# Auszug
>>>
5. Sprachnachrichten sind das perfekte Medium für Blödsinn
Mal ehrlich: Wann sind wir denn noch so richtig albern? Bei Sprachnachrichten dürfen wir das sein und werden es zwangsläufig. Sei es durch Gestammel, Ähm und Öhms, durch sinnfreie Neckereien oder durch den chronischen Austausch alltäglicher Belanglosigkeiten – Sprachnachrichten sind wie gemacht für leichte Kost und bergen damit jede Menge Humorpotenzial.
Tatsächlich beschäftigen sich sogar wissenschaftliche Publikationen mit diesem Phänomen. Lassen Sie einmal den folgenden Abschnitt aus dem Text Zur Theatralität von WhatsApp-Sprachnachrichten. Nutzungskontexte von Audio-Postings in der mobilen Messenger-Kommunikation (Quelle) auf sich wirken:
Während Tino fernsieht (die aufgenommene Stimme des TV-Kommentars bleibt jedoch im inszenatorischen Hintergrund, vgl. aber Abschnitt 4.4), nimmt er kurz hintereinander zwei Flatulenzen auf, die er ohne verbalen Kommentar an Helene schickt. Die Wiedergabe des Ereignisses mit den gleichen Erlebnisqualitäten in der medialen Schriftlichkeit ist kaum denkbar.
Weiter im Text heißt es:
Nur durch die auditive Dokumentation kann Tino die abwertende Reaktion Helenes evozieren. Das Beispiel illustriert zudem, dass eine Charakterisierung von WhatsApp-Audio-Postings als Sprechnachrichten (vgl. Abschnitt 2.2) zu kurz greifen würde, da nicht immer verbales Geschehen im Vordergrund der Inszenierung steht.
Kein Kommentar mehr nötig. ;)
<<<
# Aufgaben
1. Beantworten Sie zum Text über Sprachnachrichten diese Fragen:
(a) Welche Laute nennt er neben dem Gestammel?
(b) Wie viele Flatulenzen nimmt Tino auf?
(c) Auf welchen Abschnitt verweist die Publikation bei der Charakterisierung als Sprechnachrichten?
2. Erklären Sie anhand des Textes über Sprachnachrichten, warum es zu kurz greifen würde, WhatsApp-Audio-Postings als Sprechnachrichten zu charakterisieren.
3. Geben Sie aus dem Text über Sprachnachrichten wörtlich wieder, was mit „Tatsächlich beschäftigen sich“ beginnt und bis „ist kaum denkbar.“ reicht.
Die Einträge spielen dabei keine Rolle.

# Vorliegende Einträge
>>>
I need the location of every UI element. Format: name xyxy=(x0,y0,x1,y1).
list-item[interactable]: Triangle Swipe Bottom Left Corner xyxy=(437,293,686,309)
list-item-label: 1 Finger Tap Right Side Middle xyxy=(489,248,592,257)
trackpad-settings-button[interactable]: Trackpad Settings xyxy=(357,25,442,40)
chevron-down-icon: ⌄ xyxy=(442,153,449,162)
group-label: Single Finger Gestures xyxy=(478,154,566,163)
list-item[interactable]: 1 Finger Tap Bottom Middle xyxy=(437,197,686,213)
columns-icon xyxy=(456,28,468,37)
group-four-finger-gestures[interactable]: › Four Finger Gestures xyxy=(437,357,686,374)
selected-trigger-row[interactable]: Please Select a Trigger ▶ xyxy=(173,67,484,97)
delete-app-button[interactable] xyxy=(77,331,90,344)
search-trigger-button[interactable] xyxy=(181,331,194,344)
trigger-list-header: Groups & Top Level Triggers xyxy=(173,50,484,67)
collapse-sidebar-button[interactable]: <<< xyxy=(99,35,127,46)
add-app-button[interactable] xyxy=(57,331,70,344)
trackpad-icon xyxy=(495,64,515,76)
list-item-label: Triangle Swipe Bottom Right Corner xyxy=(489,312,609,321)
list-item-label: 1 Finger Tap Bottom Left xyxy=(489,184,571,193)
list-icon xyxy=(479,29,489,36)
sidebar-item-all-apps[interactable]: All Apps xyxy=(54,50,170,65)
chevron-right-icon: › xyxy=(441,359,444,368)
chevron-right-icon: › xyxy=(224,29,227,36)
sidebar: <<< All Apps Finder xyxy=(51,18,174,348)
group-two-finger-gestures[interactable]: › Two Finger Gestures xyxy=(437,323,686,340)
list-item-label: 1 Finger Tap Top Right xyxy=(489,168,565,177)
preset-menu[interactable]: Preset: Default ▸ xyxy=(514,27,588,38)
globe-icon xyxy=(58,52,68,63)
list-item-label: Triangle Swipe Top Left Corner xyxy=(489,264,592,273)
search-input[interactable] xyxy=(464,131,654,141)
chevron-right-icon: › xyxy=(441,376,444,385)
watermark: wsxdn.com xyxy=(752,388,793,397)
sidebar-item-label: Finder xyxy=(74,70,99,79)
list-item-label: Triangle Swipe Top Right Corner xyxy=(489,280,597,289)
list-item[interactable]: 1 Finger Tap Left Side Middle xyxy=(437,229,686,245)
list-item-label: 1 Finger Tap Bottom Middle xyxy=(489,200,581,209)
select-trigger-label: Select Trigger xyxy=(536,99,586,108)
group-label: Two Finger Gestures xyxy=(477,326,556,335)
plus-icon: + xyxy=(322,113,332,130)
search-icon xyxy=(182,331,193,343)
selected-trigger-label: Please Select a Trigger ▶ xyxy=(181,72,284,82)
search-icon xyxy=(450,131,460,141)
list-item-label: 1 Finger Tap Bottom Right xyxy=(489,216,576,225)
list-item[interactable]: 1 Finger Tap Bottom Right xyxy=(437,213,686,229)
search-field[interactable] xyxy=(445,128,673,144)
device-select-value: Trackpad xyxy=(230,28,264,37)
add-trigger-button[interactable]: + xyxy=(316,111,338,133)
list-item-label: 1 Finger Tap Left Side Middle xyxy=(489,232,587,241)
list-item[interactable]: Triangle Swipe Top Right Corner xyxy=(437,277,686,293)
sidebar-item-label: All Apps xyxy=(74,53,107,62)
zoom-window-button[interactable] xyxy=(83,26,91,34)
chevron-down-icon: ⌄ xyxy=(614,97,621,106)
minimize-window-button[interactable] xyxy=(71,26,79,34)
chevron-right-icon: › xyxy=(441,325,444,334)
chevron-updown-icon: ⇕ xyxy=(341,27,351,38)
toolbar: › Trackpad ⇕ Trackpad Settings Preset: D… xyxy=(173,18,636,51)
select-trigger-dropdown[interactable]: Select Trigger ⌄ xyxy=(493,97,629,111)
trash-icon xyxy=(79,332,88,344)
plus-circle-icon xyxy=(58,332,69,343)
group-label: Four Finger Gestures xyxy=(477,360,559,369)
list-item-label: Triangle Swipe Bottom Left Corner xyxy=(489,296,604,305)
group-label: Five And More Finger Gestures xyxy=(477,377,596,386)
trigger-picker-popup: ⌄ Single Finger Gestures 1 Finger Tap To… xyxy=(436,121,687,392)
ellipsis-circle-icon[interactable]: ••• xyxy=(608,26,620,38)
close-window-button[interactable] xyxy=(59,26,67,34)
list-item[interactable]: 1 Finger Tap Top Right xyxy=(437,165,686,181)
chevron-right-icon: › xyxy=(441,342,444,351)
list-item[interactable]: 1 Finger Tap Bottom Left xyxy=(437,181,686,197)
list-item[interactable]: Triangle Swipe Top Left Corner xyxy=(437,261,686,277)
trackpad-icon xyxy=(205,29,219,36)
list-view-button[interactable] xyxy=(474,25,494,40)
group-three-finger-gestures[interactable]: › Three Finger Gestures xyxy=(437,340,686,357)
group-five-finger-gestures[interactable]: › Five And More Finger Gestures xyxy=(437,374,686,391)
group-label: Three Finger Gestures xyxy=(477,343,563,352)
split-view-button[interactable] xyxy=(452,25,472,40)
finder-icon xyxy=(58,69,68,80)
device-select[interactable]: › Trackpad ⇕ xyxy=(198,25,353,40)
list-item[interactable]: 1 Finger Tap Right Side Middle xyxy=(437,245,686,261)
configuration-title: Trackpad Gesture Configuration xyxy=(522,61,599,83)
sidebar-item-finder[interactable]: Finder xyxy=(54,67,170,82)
<<<
# Antworten in Reihenfolge
1.
(a) Ähm und Öhms.
(b) Zwei.
(c) Auf Abschnitt 2.2.

2. Eine solche Charakterisierung würde zu kurz greifen, weil nicht immer verbales Geschehen im Vordergrund der Inszenierung steht. Das zeigt das Beispiel von Tino, der zwei Flatulenzen ohne verbalen Kommentar an Helene schickt.

3.
Tatsächlich beschäftigen sich sogar wissenschaftliche Publikationen mit diesem Phänomen. Lassen Sie einmal den folgenden Abschnitt aus dem Text Zur Theatralität von WhatsApp-Sprachnachrichten. Nutzungskontexte von Audio-Postings in der mobilen Messenger-Kommunikation (Quelle) auf sich wirken:
Während Tino fernsieht (die aufgenommene Stimme des TV-Kommentars bleibt jedoch im inszenatorischen Hintergrund, vgl. aber Abschnitt 4.4), nimmt er kurz hintereinander zwei Flatulenzen auf, die er ohne verbalen Kommentar an Helene schickt. Die Wiedergabe des Ereignisses mit den gleichen Erlebnisqualitäten in der medialen Schriftlichkeit ist kaum denkbar.